--- Start ---

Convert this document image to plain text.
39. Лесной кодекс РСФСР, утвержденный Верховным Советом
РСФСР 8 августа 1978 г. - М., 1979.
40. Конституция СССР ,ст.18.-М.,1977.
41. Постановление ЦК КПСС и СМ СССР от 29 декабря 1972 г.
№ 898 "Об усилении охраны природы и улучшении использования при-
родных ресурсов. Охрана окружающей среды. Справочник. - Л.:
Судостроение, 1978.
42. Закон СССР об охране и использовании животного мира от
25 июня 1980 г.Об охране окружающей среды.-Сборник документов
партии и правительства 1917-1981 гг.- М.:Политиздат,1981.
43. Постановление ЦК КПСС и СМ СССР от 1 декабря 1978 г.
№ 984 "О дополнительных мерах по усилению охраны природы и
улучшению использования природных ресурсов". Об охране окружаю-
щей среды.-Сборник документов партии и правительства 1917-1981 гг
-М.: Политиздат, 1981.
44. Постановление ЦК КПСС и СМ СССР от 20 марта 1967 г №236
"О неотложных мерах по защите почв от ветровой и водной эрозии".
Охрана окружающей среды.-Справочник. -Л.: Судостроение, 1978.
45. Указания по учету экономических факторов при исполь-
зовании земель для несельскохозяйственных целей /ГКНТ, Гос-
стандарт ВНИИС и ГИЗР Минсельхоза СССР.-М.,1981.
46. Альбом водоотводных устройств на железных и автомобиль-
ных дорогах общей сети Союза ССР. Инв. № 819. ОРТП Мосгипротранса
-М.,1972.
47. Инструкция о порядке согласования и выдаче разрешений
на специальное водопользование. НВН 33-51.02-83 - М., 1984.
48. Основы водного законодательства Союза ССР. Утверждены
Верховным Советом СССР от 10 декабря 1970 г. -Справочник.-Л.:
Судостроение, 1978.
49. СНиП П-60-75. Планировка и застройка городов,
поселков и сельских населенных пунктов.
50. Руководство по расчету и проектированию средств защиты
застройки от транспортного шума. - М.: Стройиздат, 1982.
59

--- End ---

** What is required **
Would you give the material above again, complete and exact?

** Exercise answer **
Convert this document image to plain text.
39. Лесной кодекс РСФСР, утвержденный Верховным Советом
РСФСР 8 августа 1978 г. - М., 1979.
40. Конституция СССР ,ст.18.-М.,1977.
41. Постановление ЦК КПСС и СМ СССР от 29 декабря 1972 г.
№ 898 "Об усилении охраны природы и улучшении использования при-
родных ресурсов. Охрана окружающей среды. Справочник. - Л.:
Судостроение, 1978.
42. Закон СССР об охране и использовании животного мира от
25 июня 1980 г.Об охране окружающей среды.-Сборник документов
партии и правительства 1917-1981 гг.- М.:Политиздат,1981.
43. Постановление ЦК КПСС и СМ СССР от 1 декабря 1978 г.
№ 984 "О дополнительных мерах по усилению охраны природы и
улучшению использования природных ресурсов". Об охране окружаю-
щей среды.-Сборник документов партии и правительства 1917-1981 гг
-М.: Политиздат, 1981.
44. Постановление ЦК КПСС и СМ СССР от 20 марта 1967 г №236
"О неотложных мерах по защите почв от ветровой и водной эрозии".
Охрана окружающей среды.-Справочник. -Л.: Судостроение, 1978.
45. Указания по учету экономических факторов при исполь-
зовании земель для несельскохозяйственных целей /ГКНТ, Гос-
стандарт ВНИИС и ГИЗР Минсельхоза СССР.-М.,1981.
46. Альбом водоотводных устройств на железных и автомобиль-
ных дорогах общей сети Союза ССР. Инв. № 819. ОРТП Мосгипротранса
-М.,1972.
47. Инструкция о порядке согласования и выдаче разрешений
на специальное водопользование. НВН 33-51.02-83 - М., 1984.
48. Основы водного законодательства Союза ССР. Утверждены
Верховным Советом СССР от 10 декабря 1970 г. -Справочник.-Л.:
Судостроение, 1978.
49. СНиП П-60-75. Планировка и застройка городов,
поселков и сельских населенных пунктов.
50. Руководство по расчету и проектированию средств защиты
застройки от транспортного шума. - М.: Стройиздат, 1982.
59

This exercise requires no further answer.